• **What the task requires**: From the listing below, pull out the lines that hold "Carbofuran".

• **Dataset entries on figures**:
[start]

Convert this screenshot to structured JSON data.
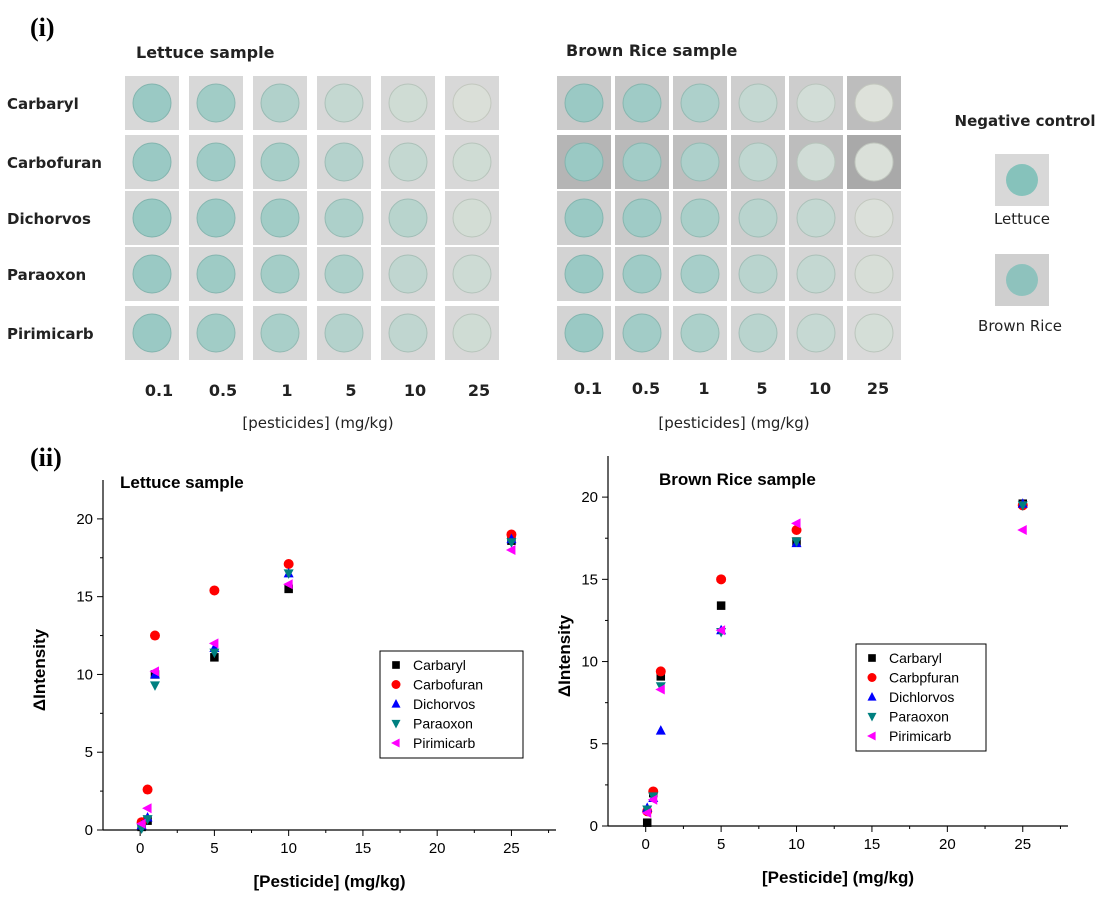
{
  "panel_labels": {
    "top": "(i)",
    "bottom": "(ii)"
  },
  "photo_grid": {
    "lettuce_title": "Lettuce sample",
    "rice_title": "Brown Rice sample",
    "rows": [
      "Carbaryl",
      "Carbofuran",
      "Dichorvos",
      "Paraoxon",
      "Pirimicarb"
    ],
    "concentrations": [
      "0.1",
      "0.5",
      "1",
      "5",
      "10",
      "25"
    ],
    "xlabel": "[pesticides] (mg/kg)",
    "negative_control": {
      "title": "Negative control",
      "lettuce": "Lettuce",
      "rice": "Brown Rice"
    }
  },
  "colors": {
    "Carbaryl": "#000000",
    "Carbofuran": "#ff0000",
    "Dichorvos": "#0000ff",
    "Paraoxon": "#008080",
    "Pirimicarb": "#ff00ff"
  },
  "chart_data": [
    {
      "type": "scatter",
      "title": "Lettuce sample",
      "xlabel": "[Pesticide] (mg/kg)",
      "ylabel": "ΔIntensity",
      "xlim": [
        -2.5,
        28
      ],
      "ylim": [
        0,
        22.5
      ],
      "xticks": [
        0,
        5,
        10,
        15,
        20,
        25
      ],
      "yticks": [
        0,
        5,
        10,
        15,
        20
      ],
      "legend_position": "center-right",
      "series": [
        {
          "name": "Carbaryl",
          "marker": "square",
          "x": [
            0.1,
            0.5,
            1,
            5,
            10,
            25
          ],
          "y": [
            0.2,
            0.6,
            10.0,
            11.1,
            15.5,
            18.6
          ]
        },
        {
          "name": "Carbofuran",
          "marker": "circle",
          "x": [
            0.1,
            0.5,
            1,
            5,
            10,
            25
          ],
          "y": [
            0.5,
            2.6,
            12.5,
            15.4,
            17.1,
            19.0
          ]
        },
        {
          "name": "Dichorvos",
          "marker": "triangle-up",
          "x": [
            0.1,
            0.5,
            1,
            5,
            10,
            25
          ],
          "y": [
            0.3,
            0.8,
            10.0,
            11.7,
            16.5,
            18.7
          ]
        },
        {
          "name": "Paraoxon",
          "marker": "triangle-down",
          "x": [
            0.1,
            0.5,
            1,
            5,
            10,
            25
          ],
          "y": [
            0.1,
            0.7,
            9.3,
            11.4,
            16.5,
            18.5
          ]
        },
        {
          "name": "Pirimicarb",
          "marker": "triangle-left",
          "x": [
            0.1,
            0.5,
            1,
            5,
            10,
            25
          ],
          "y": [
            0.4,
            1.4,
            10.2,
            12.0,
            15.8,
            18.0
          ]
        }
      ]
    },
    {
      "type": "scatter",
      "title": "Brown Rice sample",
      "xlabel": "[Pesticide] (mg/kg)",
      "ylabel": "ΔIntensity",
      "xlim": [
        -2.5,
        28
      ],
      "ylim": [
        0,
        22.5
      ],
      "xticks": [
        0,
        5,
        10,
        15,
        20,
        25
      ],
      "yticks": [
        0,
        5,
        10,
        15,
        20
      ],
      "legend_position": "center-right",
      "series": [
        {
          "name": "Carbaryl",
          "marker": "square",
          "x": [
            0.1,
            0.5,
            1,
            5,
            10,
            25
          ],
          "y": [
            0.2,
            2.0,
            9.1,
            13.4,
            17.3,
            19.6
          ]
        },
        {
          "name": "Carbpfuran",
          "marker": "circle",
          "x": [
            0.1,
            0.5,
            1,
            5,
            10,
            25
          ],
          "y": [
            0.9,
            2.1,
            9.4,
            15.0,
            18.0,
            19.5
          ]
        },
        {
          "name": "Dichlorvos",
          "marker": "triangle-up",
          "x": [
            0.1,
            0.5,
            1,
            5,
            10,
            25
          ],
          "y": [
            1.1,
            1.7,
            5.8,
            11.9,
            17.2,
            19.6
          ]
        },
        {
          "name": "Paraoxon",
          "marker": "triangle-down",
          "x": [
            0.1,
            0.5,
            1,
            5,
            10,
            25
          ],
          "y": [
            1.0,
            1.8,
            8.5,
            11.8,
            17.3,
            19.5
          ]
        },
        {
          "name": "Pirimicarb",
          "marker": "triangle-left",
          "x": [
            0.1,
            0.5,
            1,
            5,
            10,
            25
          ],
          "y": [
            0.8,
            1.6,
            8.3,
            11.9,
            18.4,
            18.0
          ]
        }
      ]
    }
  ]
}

[end]
[start]

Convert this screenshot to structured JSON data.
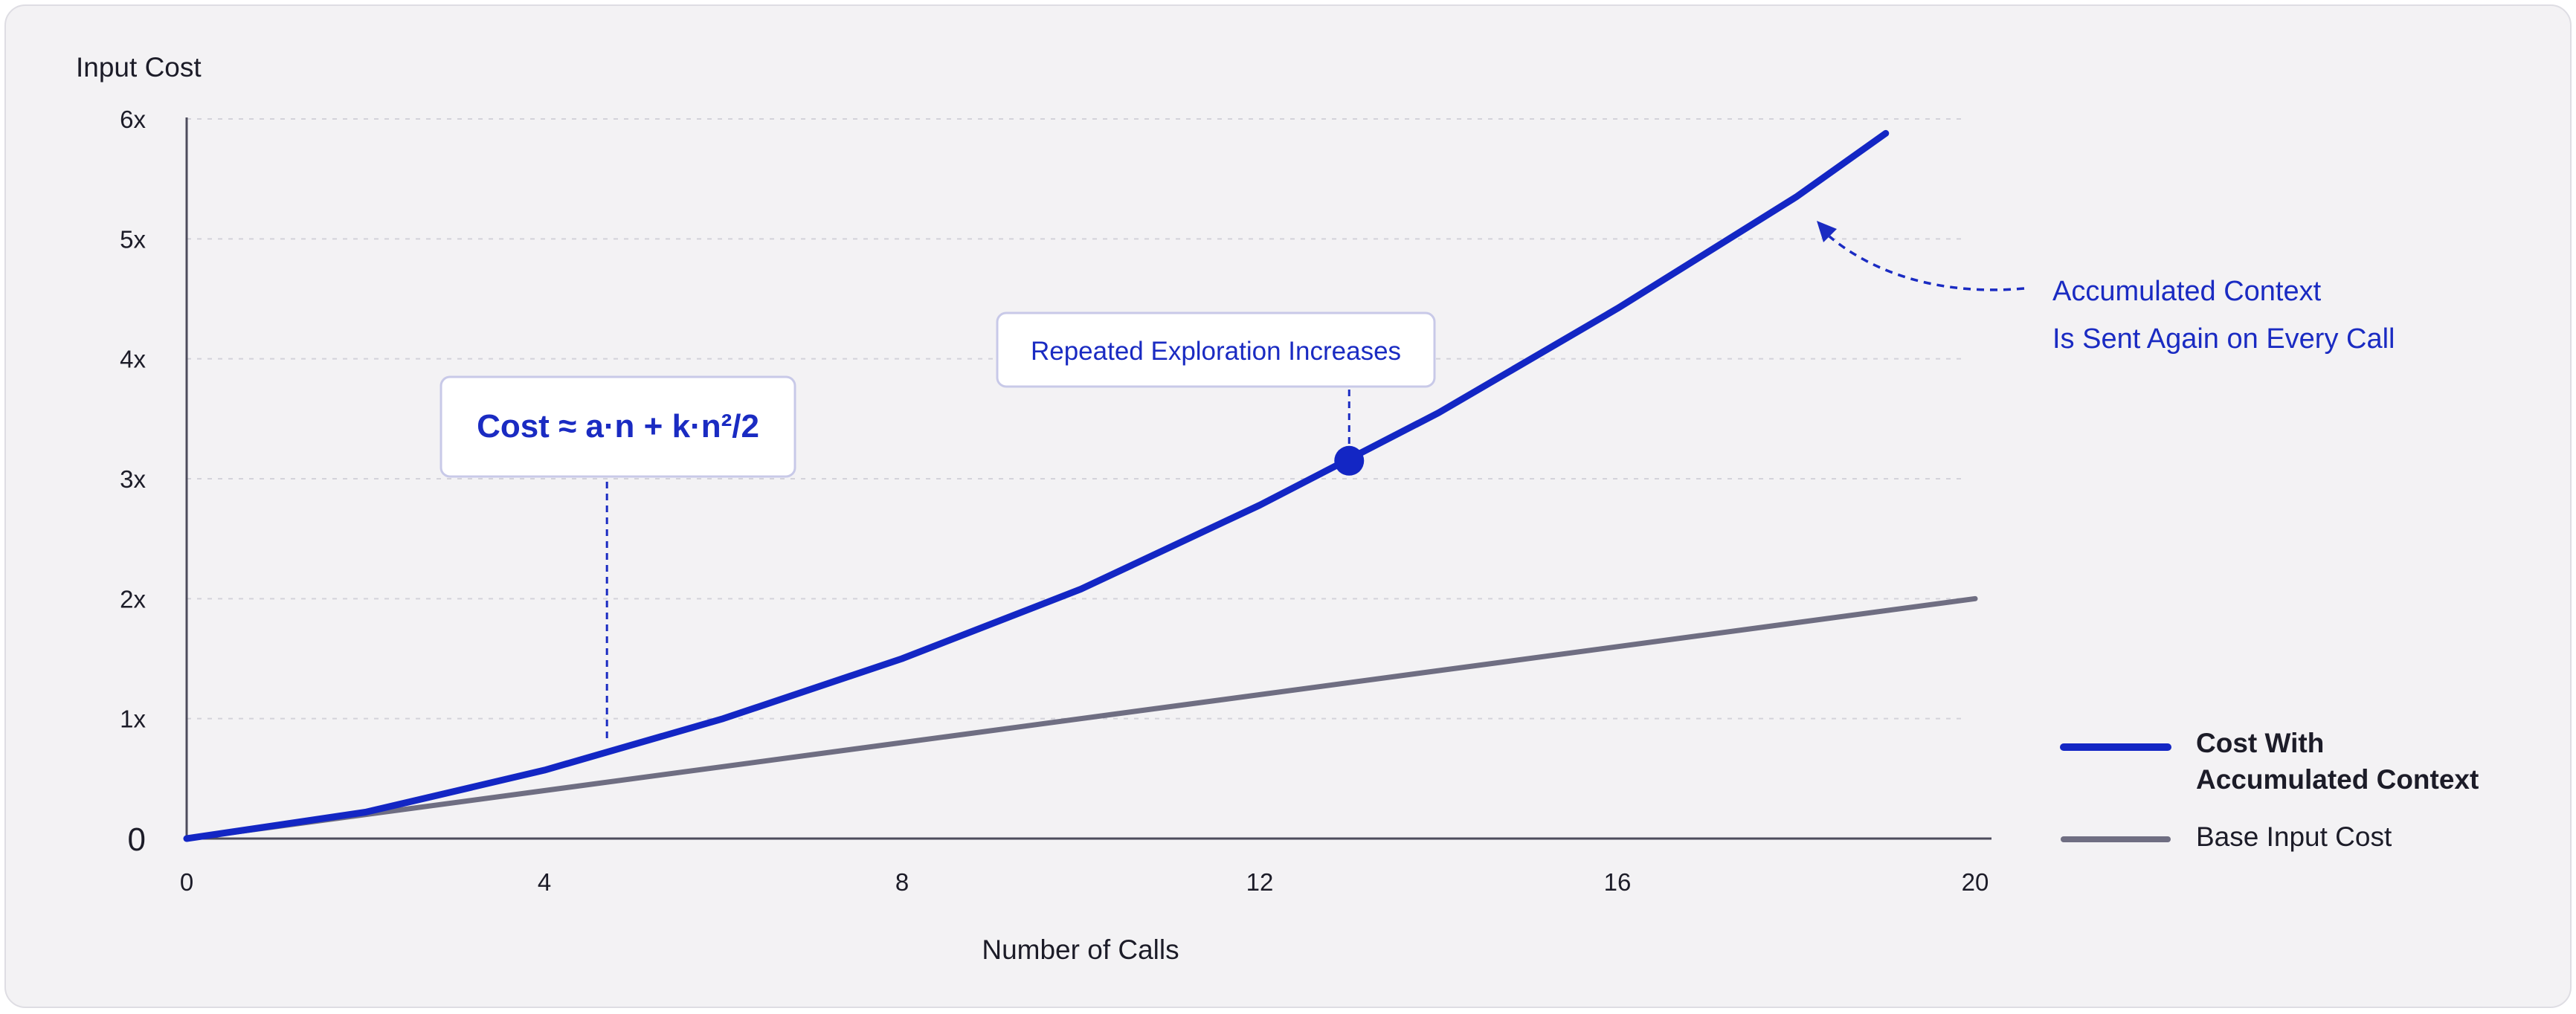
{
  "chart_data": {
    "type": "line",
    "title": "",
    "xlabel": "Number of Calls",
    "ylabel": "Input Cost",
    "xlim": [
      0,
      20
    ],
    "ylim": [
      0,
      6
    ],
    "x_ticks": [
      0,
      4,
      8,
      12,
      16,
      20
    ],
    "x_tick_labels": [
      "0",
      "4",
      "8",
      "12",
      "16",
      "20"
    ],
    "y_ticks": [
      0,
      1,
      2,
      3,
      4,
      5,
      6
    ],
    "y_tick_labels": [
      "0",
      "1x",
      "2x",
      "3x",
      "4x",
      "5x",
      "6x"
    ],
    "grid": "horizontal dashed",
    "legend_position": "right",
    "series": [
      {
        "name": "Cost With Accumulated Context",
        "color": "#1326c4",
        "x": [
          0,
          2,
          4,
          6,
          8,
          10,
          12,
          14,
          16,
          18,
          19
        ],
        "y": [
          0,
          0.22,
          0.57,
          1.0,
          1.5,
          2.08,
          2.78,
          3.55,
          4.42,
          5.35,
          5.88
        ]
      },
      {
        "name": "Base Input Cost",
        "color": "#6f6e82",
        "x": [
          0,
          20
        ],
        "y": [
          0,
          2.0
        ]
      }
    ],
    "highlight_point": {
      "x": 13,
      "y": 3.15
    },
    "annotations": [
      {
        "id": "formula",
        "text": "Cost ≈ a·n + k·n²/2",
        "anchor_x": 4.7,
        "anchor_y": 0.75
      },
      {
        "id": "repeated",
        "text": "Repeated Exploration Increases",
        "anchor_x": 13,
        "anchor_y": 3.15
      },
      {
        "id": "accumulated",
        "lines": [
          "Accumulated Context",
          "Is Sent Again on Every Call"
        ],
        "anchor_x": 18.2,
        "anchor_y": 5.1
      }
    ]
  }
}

[end]
[start]

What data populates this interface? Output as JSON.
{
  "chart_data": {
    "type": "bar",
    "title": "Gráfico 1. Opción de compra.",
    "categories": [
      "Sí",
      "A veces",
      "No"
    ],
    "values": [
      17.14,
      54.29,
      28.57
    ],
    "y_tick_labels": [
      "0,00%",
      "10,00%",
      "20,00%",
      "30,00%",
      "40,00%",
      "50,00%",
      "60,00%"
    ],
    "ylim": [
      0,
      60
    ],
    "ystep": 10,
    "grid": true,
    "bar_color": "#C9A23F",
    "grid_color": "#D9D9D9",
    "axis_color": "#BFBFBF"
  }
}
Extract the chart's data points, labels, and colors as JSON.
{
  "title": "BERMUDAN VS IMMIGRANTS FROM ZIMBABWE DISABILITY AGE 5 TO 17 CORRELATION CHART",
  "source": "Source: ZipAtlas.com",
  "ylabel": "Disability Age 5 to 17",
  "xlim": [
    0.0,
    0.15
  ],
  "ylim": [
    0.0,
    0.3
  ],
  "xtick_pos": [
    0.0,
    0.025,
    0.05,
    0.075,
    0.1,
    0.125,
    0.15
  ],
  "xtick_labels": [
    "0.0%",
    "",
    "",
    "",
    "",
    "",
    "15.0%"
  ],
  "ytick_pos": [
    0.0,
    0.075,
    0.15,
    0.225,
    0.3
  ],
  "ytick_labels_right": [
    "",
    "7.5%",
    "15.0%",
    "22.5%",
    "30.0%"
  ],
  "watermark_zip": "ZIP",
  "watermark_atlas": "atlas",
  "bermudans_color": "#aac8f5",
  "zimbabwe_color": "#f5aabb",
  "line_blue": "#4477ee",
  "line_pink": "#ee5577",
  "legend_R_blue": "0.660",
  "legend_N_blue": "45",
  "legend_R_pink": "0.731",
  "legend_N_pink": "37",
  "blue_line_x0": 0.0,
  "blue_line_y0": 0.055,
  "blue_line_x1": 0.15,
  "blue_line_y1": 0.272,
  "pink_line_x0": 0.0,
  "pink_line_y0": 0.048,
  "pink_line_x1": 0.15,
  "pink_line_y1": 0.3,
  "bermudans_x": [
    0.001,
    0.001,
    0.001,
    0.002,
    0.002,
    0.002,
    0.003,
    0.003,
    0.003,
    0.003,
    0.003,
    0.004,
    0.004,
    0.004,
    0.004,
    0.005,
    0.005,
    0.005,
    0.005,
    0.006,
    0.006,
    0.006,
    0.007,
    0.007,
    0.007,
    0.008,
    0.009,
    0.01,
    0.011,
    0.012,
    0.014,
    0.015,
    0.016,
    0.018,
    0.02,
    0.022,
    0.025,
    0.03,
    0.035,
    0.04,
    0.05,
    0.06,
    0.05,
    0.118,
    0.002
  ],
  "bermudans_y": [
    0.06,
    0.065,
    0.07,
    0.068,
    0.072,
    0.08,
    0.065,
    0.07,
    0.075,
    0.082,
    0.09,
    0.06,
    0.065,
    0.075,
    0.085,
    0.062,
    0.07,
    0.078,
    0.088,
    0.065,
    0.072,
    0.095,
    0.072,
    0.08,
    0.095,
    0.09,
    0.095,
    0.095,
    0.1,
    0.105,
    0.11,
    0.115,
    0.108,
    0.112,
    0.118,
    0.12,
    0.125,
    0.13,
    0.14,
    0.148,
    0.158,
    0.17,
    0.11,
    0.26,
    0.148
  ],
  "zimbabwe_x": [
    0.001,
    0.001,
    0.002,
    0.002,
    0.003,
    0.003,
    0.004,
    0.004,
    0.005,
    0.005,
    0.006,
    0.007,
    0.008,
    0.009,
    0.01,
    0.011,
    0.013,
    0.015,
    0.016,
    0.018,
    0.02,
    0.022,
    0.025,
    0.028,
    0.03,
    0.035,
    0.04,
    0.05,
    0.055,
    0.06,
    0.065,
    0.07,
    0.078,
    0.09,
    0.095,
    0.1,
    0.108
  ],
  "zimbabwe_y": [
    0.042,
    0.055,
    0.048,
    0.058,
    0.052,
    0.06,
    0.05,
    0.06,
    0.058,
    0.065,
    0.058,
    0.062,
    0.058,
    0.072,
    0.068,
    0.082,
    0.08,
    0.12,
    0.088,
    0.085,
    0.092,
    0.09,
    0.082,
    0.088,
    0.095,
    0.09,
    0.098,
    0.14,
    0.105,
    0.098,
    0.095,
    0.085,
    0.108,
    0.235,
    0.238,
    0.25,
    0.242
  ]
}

[end]

• **Exercise response**:
      "Carbofuran",
    "Carbofuran": "#ff0000",
          "name": "Carbofuran",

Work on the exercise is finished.